Saved data entries:
>> Begin
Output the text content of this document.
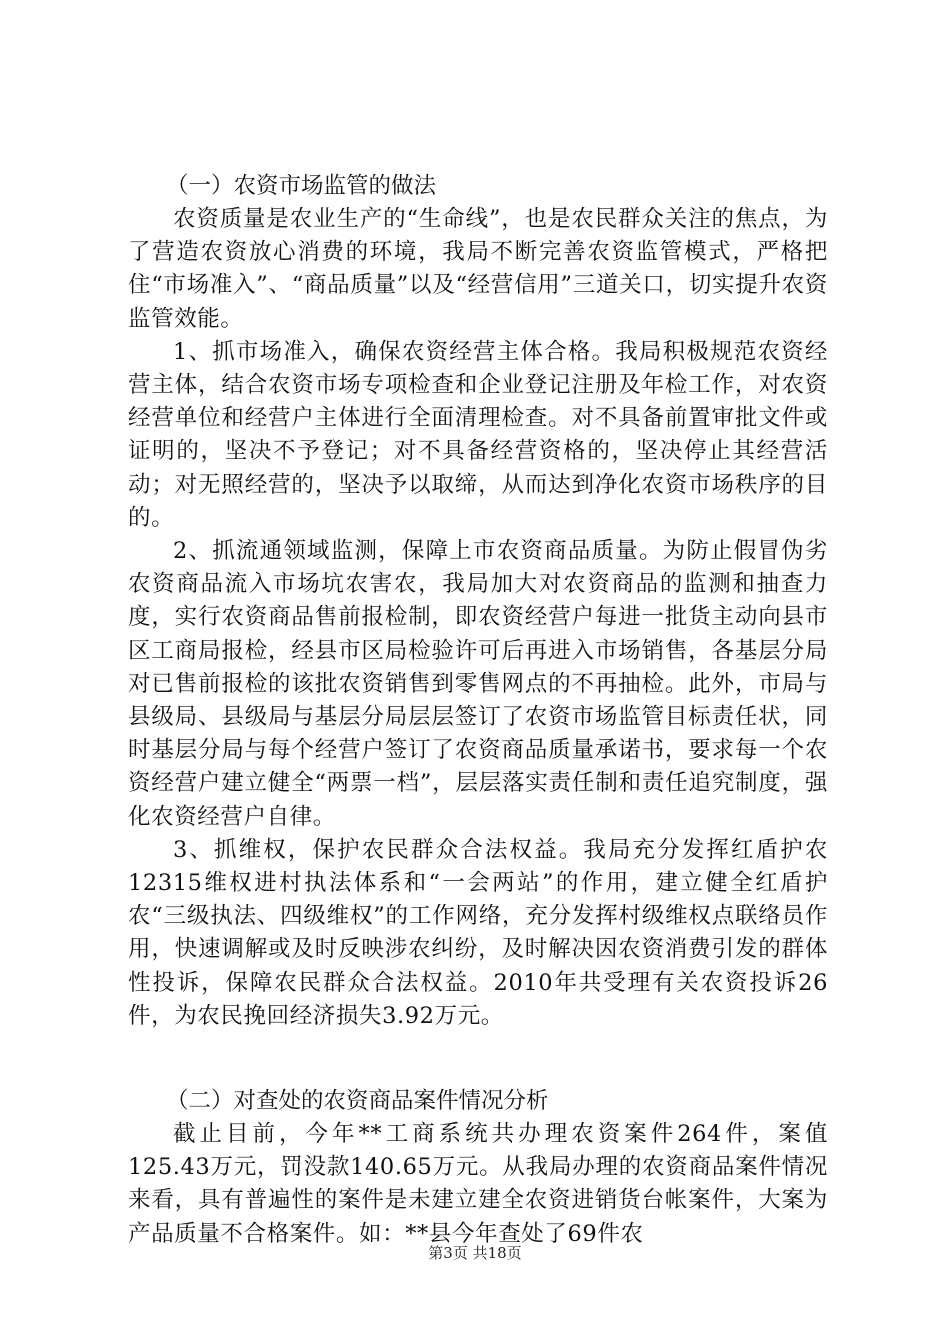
（一）农资市场监管的做法

农资质量是农业生产的“生命线”，也是农民群众关注的焦点，为了营造农资放心消费的环境，我局不断完善农资监管模式，严格把住“市场准入”、“商品质量”以及“经营信用”三道关口，切实提升农资监管效能。

1、抓市场准入，确保农资经营主体合格。我局积极规范农资经营主体，结合农资市场专项检查和企业登记注册及年检工作，对农资经营单位和经营户主体进行全面清理检查。对不具备前置审批文件或证明的，坚决不予登记；对不具备经营资格的，坚决停止其经营活动；对无照经营的，坚决予以取缔，从而达到净化农资市场秩序的目的。

2、抓流通领域监测，保障上市农资商品质量。为防止假冒伪劣农资商品流入市场坑农害农，我局加大对农资商品的监测和抽查力度，实行农资商品售前报检制，即农资经营户每进一批货主动向县市区工商局报检，经县市区局检验许可后再进入市场销售，各基层分局对已售前报检的该批农资销售到零售网点的不再抽检。此外，市局与县级局、县级局与基层分局层层签订了农资市场监管目标责任状，同时基层分局与每个经营户签订了农资商品质量承诺书，要求每一个农资经营户建立健全“两票一档”，层层落实责任制和责任追究制度，强化农资经营户自律。

3、抓维权，保护农民群众合法权益。我局充分发挥红盾护农12315维权进村执法体系和“一会两站”的作用，建立健全红盾护农“三级执法、四级维权”的工作网络，充分发挥村级维权点联络员作用，快速调解或及时反映涉农纠纷，及时解决因农资消费引发的群体性投诉，保障农民群众合法权益。2010年共受理有关农资投诉26件，为农民挽回经济损失3.92万元。

（二）对查处的农资商品案件情况分析

截止目前，今年**工商系统共办理农资案件264件，案值125.43万元，罚没款140.65万元。从我局办理的农资商品案件情况来看，具有普遍性的案件是未建立建全农资进销货台帐案件，大案为产品质量不合格案件。如：**县今年查处了69件农

第3页 共18页
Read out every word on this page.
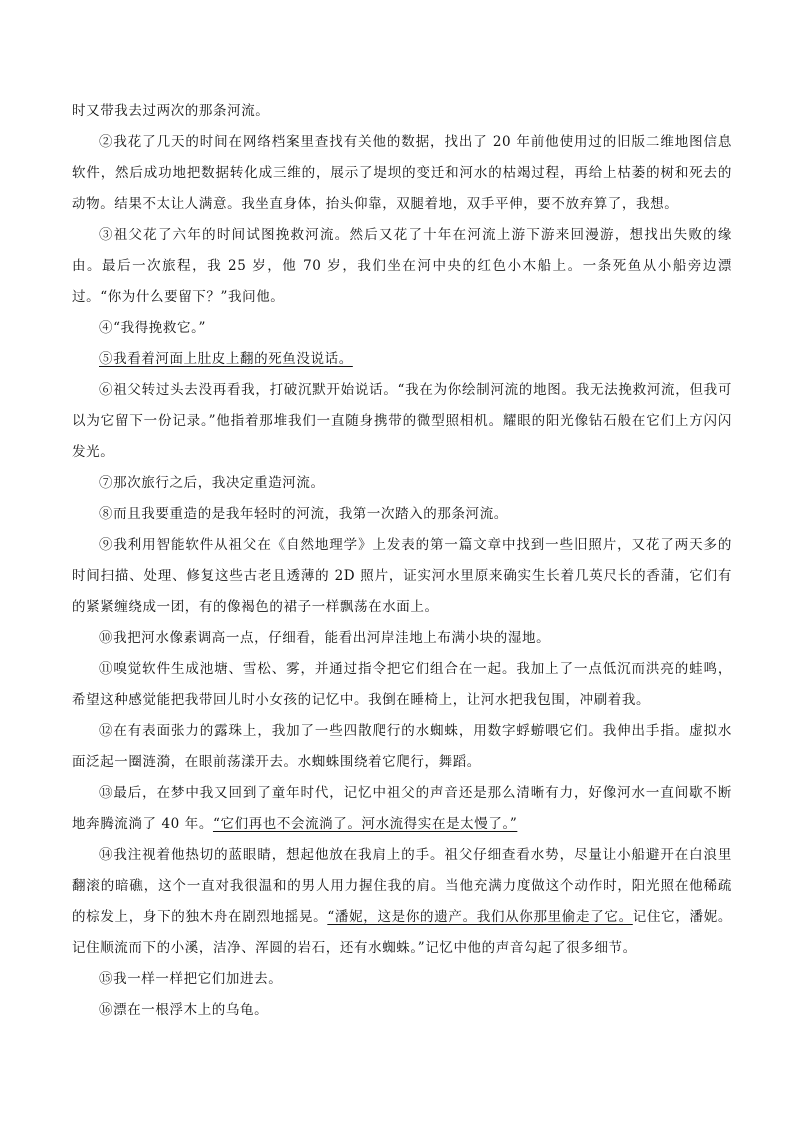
时又带我去过两次的那条河流。

②我花了几天的时间在网络档案里查找有关他的数据，找出了 20 年前他使用过的旧版二维地图信息软件，然后成功地把数据转化成三维的，展示了堤坝的变迁和河水的枯竭过程，再给上枯萎的树和死去的动物。结果不太让人满意。我坐直身体，抬头仰靠，双腿着地，双手平伸，要不放弃算了，我想。

③祖父花了六年的时间试图挽救河流。然后又花了十年在河流上游下游来回漫游，想找出失败的缘由。最后一次旅程，我 25 岁，他 70 岁，我们坐在河中央的红色小木船上。一条死鱼从小船旁边漂过。“你为什么要留下？”我问他。

④“我得挽救它。”

⑤我看着河面上肚皮上翻的死鱼没说话。

⑥祖父转过头去没再看我，打破沉默开始说话。“我在为你绘制河流的地图。我无法挽救河流，但我可以为它留下一份记录。”他指着那堆我们一直随身携带的微型照相机。耀眼的阳光像钻石般在它们上方闪闪发光。

⑦那次旅行之后，我决定重造河流。

⑧而且我要重造的是我年轻时的河流，我第一次踏入的那条河流。

⑨我利用智能软件从祖父在《自然地理学》上发表的第一篇文章中找到一些旧照片，又花了两天多的时间扫描、处理、修复这些古老且透薄的 2D 照片，证实河水里原来确实生长着几英尺长的香蒲，它们有的紧紧缠绕成一团，有的像褐色的裙子一样飘荡在水面上。

⑩我把河水像素调高一点，仔细看，能看出河岸洼地上布满小块的湿地。

⑪嗅觉软件生成池塘、雪松、雾，并通过指令把它们组合在一起。我加上了一点低沉而洪亮的蛙鸣，希望这种感觉能把我带回儿时小女孩的记忆中。我倒在睡椅上，让河水把我包围，冲刷着我。

⑫在有表面张力的露珠上，我加了一些四散爬行的水蜘蛛，用数字蜉蝣喂它们。我伸出手指。虚拟水面泛起一圈涟漪，在眼前荡漾开去。水蜘蛛围绕着它爬行，舞蹈。

⑬最后，在梦中我又回到了童年时代，记忆中祖父的声音还是那么清晰有力，好像河水一直间歇不断地奔腾流淌了 40 年。“它们再也不会流淌了。河水流得实在是太慢了。”

⑭我注视着他热切的蓝眼睛，想起他放在我肩上的手。祖父仔细查看水势，尽量让小船避开在白浪里翻滚的暗礁，这个一直对我很温和的男人用力握住我的肩。当他充满力度做这个动作时，阳光照在他稀疏的棕发上，身下的独木舟在剧烈地摇晃。“潘妮，这是你的遗产。我们从你那里偷走了它。记住它，潘妮。记住顺流而下的小溪，洁净、浑圆的岩石，还有水蜘蛛。”记忆中他的声音勾起了很多细节。

⑮我一样一样把它们加进去。

⑯漂在一根浮木上的乌龟。
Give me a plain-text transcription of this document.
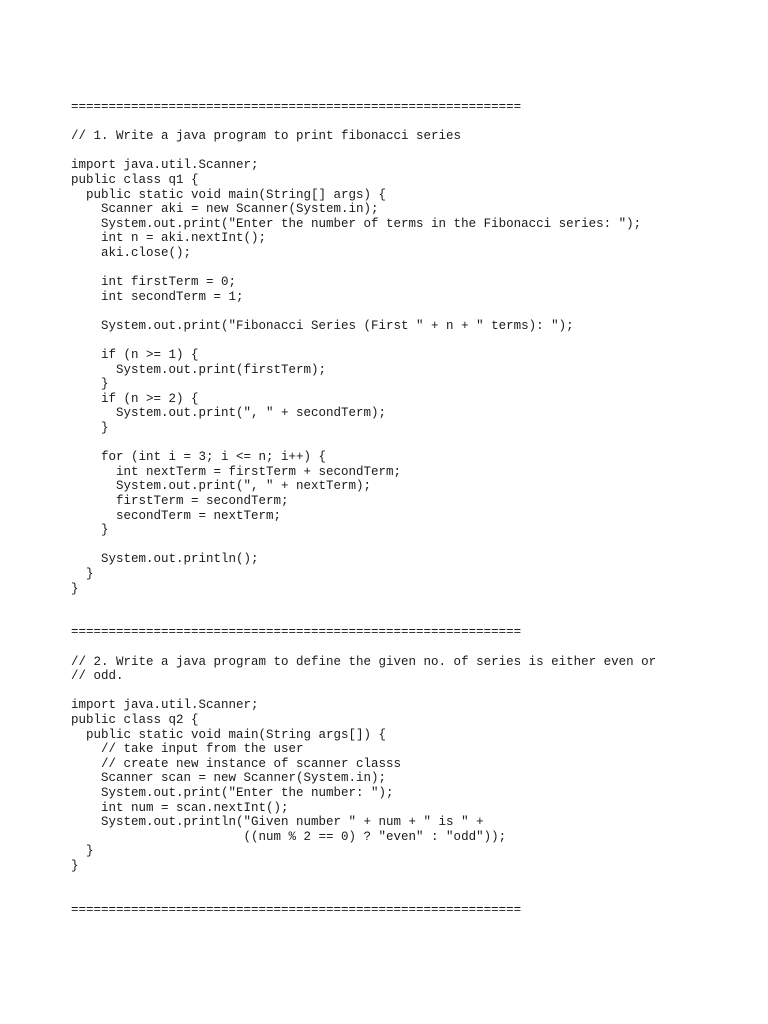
============================================================
// 1. Write a java program to print fibonacci series
import java.util.Scanner;
public class q1 {
public static void main(String[] args) {
Scanner aki = new Scanner(System.in);
System.out.print("Enter the number of terms in the Fibonacci series: ");
int n = aki.nextInt();
aki.close();
int firstTerm = 0;
int secondTerm = 1;
System.out.print("Fibonacci Series (First " + n + " terms): ");
if (n >= 1) {
System.out.print(firstTerm);
}
if (n >= 2) {
System.out.print(", " + secondTerm);
}
for (int i = 3; i <= n; i++) {
int nextTerm = firstTerm + secondTerm;
System.out.print(", " + nextTerm);
firstTerm = secondTerm;
secondTerm = nextTerm;
}
System.out.println();
}
}
============================================================
// 2. Write a java program to define the given no. of series is either even or
// odd.
import java.util.Scanner;
public class q2 {
public static void main(String args[]) {
// take input from the user
// create new instance of scanner classs
Scanner scan = new Scanner(System.in);
System.out.print("Enter the number: ");
int num = scan.nextInt();
System.out.println("Given number " + num + " is " +
((num % 2 == 0) ? "even" : "odd"));
}
}
============================================================
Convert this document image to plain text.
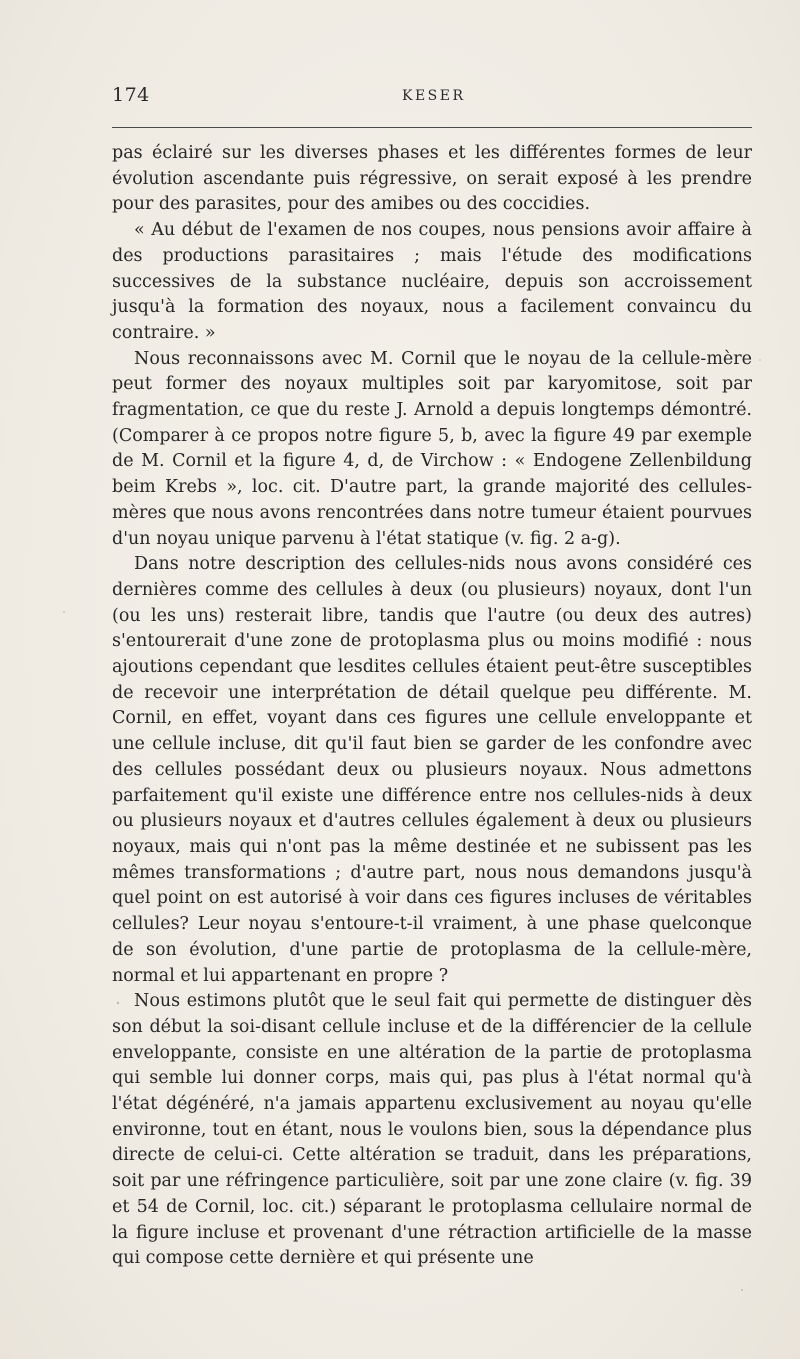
174	KESER

pas éclairé sur les diverses phases et les différentes formes de leur évolution ascendante puis régressive, on serait exposé à les prendre pour des parasites, pour des amibes ou des coccidies.

« Au début de l'examen de nos coupes, nous pensions avoir affaire à des productions parasitaires ; mais l'étude des modifications successives de la substance nucléaire, depuis son accroissement jusqu'à la formation des noyaux, nous a facilement convaincu du contraire. »

Nous reconnaissons avec M. Cornil que le noyau de la cellule-mère peut former des noyaux multiples soit par karyomitose, soit par fragmentation, ce que du reste J. Arnold a depuis longtemps démontré. (Comparer à ce propos notre figure 5, b, avec la figure 49 par exemple de M. Cornil et la figure 4, d, de Virchow : « Endogene Zellenbildung beim Krebs », loc. cit. D'autre part, la grande majorité des cellules-mères que nous avons rencontrées dans notre tumeur étaient pourvues d'un noyau unique parvenu à l'état statique (v. fig. 2 a-g).

Dans notre description des cellules-nids nous avons considéré ces dernières comme des cellules à deux (ou plusieurs) noyaux, dont l'un (ou les uns) resterait libre, tandis que l'autre (ou deux des autres) s'entourerait d'une zone de protoplasma plus ou moins modifié : nous ajoutions cependant que lesdites cellules étaient peut-être susceptibles de recevoir une interprétation de détail quelque peu différente. M. Cornil, en effet, voyant dans ces figures une cellule enveloppante et une cellule incluse, dit qu'il faut bien se garder de les confondre avec des cellules possédant deux ou plusieurs noyaux. Nous admettons parfaitement qu'il existe une différence entre nos cellules-nids à deux ou plusieurs noyaux et d'autres cellules également à deux ou plusieurs noyaux, mais qui n'ont pas la même destinée et ne subissent pas les mêmes transformations ; d'autre part, nous nous demandons jusqu'à quel point on est autorisé à voir dans ces figures incluses de véritables cellules? Leur noyau s'entoure-t-il vraiment, à une phase quelconque de son évolution, d'une partie de protoplasma de la cellule-mère, normal et lui appartenant en propre ?

Nous estimons plutôt que le seul fait qui permette de distinguer dès son début la soi-disant cellule incluse et de la différencier de la cellule enveloppante, consiste en une altération de la partie de protoplasma qui semble lui donner corps, mais qui, pas plus à l'état normal qu'à l'état dégénéré, n'a jamais appartenu exclusivement au noyau qu'elle environne, tout en étant, nous le voulons bien, sous la dépendance plus directe de celui-ci. Cette altération se traduit, dans les préparations, soit par une réfringence particulière, soit par une zone claire (v. fig. 39 et 54 de Cornil, loc. cit.) séparant le protoplasma cellulaire normal de la figure incluse et provenant d'une rétraction artificielle de la masse qui compose cette dernière et qui présente une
>> End
Exercise task: Look over the material above and show each line where "avec" appears.

Result:
Nous reconnaissons avec M. Cornil que le noyau de la cellule-mère peut former des noyaux multiples soit par karyomitose, soit par fragmentation, ce que du reste J. Arnold a depuis longtemps démontré. (Comparer à ce propos notre figure 5, b, avec la figure 49 par exemple de M. Cornil et la figure 4, d, de Virchow : « Endogene Zellenbildung beim Krebs », loc. cit. D'autre part, la grande majorité des cellules-mères que nous avons rencontrées dans notre tumeur étaient pourvues d'un noyau unique parvenu à l'état statique (v. fig. 2 a-g).
Dans notre description des cellules-nids nous avons considéré ces dernières comme des cellules à deux (ou plusieurs) noyaux, dont l'un (ou les uns) resterait libre, tandis que l'autre (ou deux des autres) s'entourerait d'une zone de protoplasma plus ou moins modifié : nous ajoutions cependant que lesdites cellules étaient peut-être susceptibles de recevoir une interprétation de détail quelque peu différente. M. Cornil, en effet, voyant dans ces figures une cellule enveloppante et une cellule incluse, dit qu'il faut bien se garder de les confondre avec des cellules possédant deux ou plusieurs noyaux. Nous admettons parfaitement qu'il existe une différence entre nos cellules-nids à deux ou plusieurs noyaux et d'autres cellules également à deux ou plusieurs noyaux, mais qui n'ont pas la même destinée et ne subissent pas les mêmes transformations ; d'autre part, nous nous demandons jusqu'à quel point on est autorisé à voir dans ces figures incluses de véritables cellules? Leur noyau s'entoure-t-il vraiment, à une phase quelconque de son évolution, d'une partie de protoplasma de la cellule-mère, normal et lui appartenant en propre ?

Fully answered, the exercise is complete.